■ GIVEN RECORDS:
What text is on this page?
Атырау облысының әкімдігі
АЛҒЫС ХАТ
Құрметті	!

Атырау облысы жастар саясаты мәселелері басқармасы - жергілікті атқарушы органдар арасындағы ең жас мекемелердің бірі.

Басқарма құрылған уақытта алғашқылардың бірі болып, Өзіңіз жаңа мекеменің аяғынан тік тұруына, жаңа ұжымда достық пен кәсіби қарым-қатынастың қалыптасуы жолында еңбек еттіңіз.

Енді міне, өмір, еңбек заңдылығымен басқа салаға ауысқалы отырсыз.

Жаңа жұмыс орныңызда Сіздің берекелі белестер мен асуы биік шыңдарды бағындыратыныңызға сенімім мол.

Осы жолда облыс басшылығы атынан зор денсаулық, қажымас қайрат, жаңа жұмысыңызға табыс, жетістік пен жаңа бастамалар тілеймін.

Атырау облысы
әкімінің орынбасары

■ INSTRUCTIONS FOR THE TASK: Repeat the records exactly, including every line.

■ CORRECT ANSWER:
What text is on this page?
Атырау облысының әкімдігі
АЛҒЫС ХАТ
Құрметті	!

Атырау облысы жастар саясаты мәселелері басқармасы - жергілікті атқарушы органдар арасындағы ең жас мекемелердің бірі.

Басқарма құрылған уақытта алғашқылардың бірі болып, Өзіңіз жаңа мекеменің аяғынан тік тұруына, жаңа ұжымда достық пен кәсіби қарым-қатынастың қалыптасуы жолында еңбек еттіңіз.

Енді міне, өмір, еңбек заңдылығымен басқа салаға ауысқалы отырсыз.

Жаңа жұмыс орныңызда Сіздің берекелі белестер мен асуы биік шыңдарды бағындыратыныңызға сенімім мол.

Осы жолда облыс басшылығы атынан зор денсаулық, қажымас қайрат, жаңа жұмысыңызға табыс, жетістік пен жаңа бастамалар тілеймін.

Атырау облысы
әкімінің орынбасары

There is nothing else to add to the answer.